───── INPUT MATERIAL ─────

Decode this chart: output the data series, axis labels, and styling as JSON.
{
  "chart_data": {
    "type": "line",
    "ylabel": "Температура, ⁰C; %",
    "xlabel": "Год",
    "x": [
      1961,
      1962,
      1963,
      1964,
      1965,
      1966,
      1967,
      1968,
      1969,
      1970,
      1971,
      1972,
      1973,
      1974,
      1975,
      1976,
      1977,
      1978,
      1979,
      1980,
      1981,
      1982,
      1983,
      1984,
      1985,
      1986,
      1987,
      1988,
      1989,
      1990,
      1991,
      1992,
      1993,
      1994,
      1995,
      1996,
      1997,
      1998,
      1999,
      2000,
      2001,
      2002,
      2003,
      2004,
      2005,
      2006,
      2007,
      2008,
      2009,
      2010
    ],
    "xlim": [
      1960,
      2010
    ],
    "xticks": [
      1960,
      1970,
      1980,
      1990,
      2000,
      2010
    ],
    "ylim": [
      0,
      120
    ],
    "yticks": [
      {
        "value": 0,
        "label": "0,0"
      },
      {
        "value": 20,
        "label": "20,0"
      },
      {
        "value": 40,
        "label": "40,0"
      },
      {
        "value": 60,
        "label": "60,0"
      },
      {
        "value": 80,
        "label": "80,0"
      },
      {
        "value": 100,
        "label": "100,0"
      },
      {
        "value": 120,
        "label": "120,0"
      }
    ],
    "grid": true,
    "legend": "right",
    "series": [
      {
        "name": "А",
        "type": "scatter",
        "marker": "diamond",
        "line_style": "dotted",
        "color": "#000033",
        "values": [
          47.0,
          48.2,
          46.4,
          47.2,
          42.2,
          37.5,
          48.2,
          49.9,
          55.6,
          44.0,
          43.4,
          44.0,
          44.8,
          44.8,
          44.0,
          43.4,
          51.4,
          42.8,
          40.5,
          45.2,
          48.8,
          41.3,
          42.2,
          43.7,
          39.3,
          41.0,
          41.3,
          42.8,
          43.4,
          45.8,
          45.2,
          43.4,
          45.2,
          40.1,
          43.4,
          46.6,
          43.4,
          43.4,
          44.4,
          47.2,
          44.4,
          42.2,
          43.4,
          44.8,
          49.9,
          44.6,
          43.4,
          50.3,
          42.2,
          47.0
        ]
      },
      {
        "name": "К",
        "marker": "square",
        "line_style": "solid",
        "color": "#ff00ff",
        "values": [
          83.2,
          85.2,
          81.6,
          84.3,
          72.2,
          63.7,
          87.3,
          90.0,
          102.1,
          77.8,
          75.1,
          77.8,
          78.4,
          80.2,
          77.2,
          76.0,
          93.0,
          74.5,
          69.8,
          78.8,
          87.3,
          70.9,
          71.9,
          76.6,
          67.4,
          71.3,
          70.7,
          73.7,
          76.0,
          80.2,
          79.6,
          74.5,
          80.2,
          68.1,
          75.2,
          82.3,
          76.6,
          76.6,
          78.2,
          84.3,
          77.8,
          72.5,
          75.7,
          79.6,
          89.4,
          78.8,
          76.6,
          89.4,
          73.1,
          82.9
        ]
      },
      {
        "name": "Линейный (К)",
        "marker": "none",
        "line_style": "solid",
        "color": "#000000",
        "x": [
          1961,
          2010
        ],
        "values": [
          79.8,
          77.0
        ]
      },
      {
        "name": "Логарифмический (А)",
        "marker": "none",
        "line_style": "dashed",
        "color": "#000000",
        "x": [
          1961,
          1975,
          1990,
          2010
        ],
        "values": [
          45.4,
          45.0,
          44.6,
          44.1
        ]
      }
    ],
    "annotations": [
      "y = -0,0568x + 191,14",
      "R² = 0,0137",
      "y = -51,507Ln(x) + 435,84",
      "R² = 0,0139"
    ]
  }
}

─────

WRITTEN TASK: In the entries above, find each line with the word "name" and show it.

RESULT:
        "name": "А",
        "name": "К",
        "name": "Линейный (К)",
        "name": "Логарифмический (А)",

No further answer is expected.